◆ Requirements ◆
Copy each line that contains the word "adjustments".
####################
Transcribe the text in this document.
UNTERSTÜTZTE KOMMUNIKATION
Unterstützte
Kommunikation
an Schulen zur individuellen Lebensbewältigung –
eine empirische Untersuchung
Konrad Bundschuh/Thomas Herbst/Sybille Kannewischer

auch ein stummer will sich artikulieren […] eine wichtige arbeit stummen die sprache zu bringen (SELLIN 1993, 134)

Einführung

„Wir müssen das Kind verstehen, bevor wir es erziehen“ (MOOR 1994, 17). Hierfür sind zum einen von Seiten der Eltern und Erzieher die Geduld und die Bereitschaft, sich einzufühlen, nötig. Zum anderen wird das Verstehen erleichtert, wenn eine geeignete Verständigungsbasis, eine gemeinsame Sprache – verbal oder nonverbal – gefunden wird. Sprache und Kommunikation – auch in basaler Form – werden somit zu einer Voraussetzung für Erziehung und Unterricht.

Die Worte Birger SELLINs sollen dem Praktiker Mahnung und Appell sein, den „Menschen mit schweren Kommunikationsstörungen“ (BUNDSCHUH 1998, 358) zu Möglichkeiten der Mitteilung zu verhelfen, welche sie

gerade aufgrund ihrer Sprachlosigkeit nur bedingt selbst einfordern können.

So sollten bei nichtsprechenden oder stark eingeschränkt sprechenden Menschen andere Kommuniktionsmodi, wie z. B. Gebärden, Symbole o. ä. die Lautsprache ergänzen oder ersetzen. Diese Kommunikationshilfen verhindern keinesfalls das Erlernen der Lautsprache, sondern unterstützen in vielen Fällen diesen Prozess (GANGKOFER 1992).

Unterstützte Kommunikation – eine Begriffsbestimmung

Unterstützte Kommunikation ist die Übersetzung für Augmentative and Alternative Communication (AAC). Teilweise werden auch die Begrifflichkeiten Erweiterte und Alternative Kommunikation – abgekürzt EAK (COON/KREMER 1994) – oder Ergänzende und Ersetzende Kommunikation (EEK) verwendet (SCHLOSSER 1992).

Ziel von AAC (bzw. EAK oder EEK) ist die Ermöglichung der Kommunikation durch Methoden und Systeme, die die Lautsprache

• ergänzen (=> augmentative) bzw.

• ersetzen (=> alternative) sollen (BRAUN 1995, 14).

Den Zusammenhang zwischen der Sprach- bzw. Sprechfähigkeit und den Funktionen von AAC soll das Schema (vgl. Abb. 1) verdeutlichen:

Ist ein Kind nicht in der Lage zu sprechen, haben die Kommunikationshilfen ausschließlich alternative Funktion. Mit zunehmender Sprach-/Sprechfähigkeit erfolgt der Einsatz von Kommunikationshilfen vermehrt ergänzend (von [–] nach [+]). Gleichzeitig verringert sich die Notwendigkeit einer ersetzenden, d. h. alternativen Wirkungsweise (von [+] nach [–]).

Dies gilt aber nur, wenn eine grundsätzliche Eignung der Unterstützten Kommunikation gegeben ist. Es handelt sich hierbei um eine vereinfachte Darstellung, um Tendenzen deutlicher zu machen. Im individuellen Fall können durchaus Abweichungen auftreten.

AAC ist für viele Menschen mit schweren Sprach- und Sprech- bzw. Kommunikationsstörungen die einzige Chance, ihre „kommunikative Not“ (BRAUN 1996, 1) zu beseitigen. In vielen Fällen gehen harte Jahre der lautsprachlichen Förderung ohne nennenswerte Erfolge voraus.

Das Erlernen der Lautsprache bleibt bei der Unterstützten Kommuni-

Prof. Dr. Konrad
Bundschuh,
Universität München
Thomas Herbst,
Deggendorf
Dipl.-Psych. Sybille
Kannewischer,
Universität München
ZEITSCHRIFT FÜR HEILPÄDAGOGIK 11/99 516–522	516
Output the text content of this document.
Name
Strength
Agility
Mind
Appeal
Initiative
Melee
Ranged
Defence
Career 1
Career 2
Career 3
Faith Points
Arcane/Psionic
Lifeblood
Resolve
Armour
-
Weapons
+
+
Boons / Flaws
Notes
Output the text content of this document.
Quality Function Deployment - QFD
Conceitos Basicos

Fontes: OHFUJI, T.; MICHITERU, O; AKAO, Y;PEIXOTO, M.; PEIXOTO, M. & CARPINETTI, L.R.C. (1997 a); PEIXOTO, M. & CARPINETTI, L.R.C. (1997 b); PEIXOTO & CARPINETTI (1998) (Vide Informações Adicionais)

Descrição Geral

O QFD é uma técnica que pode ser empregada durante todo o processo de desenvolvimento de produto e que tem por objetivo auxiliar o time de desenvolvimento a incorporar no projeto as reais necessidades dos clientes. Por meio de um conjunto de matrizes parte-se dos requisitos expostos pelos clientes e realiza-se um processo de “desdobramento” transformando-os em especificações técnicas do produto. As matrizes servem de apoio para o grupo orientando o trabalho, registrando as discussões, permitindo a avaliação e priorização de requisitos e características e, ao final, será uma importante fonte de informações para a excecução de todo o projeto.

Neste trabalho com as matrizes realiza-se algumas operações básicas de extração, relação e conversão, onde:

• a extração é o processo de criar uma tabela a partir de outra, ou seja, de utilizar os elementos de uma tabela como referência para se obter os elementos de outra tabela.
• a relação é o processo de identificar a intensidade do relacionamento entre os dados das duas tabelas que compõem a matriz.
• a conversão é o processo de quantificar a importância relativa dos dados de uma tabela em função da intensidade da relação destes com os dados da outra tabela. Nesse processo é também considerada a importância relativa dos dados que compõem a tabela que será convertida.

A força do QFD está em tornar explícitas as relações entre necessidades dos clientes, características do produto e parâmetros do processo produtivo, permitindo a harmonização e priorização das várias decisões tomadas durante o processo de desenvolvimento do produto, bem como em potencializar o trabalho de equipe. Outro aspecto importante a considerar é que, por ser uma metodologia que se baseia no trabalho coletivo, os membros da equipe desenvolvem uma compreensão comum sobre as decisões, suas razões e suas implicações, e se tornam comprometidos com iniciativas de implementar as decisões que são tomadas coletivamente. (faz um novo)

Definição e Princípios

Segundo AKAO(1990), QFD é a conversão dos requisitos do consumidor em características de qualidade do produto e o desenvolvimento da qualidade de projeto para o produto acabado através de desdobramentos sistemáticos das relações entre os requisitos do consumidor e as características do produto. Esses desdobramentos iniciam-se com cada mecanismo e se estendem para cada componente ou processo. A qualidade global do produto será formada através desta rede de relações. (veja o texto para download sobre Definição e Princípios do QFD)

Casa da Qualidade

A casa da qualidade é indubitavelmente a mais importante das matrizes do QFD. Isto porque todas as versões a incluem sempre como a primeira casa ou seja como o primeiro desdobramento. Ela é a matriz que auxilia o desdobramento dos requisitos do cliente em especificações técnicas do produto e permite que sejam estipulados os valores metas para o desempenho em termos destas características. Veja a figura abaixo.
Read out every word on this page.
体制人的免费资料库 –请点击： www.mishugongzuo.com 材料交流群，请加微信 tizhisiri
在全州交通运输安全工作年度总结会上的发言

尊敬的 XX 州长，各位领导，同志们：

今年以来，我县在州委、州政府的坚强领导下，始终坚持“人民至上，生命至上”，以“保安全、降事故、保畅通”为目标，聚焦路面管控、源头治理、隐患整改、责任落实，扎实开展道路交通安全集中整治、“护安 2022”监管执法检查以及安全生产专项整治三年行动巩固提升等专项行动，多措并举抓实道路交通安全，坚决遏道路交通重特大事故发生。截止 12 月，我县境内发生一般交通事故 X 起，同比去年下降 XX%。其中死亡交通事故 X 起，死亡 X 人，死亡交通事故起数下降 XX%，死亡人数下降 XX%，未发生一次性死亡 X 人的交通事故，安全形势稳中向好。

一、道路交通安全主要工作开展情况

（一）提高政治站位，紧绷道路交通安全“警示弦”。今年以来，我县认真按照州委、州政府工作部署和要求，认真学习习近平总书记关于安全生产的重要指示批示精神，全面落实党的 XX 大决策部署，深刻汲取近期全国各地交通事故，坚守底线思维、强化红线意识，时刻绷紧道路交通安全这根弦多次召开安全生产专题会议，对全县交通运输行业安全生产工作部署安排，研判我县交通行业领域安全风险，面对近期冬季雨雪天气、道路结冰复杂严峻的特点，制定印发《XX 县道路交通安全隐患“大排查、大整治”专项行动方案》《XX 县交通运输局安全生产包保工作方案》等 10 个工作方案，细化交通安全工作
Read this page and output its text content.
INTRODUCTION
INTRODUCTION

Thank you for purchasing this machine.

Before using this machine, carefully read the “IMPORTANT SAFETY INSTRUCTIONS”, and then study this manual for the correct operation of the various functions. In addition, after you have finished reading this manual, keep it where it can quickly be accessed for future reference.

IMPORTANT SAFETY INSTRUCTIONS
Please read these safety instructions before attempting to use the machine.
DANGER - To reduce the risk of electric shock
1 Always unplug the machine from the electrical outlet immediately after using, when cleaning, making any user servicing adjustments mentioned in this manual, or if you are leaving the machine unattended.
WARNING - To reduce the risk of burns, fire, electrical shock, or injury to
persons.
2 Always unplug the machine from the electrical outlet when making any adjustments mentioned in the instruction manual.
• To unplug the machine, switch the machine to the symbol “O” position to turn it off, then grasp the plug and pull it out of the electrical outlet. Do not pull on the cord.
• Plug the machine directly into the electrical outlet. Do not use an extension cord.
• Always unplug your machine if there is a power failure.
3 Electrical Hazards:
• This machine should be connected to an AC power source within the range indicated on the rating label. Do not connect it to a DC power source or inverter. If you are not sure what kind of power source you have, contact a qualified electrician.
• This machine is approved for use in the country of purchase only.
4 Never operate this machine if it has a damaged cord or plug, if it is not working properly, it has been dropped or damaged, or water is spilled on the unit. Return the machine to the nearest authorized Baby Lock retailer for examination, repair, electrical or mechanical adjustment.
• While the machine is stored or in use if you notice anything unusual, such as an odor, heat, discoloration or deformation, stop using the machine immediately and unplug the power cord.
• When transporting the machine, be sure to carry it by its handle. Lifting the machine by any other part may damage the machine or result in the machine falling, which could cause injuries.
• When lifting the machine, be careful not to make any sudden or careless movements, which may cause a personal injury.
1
####################
◆ Result of the task ◆
1 Always unplug the machine from the electrical outlet immediately after using, when cleaning, making any user servicing adjustments mentioned in this manual, or if you are leaving the machine unattended.
2 Always unplug the machine from the electrical outlet when making any adjustments mentioned in the instruction manual.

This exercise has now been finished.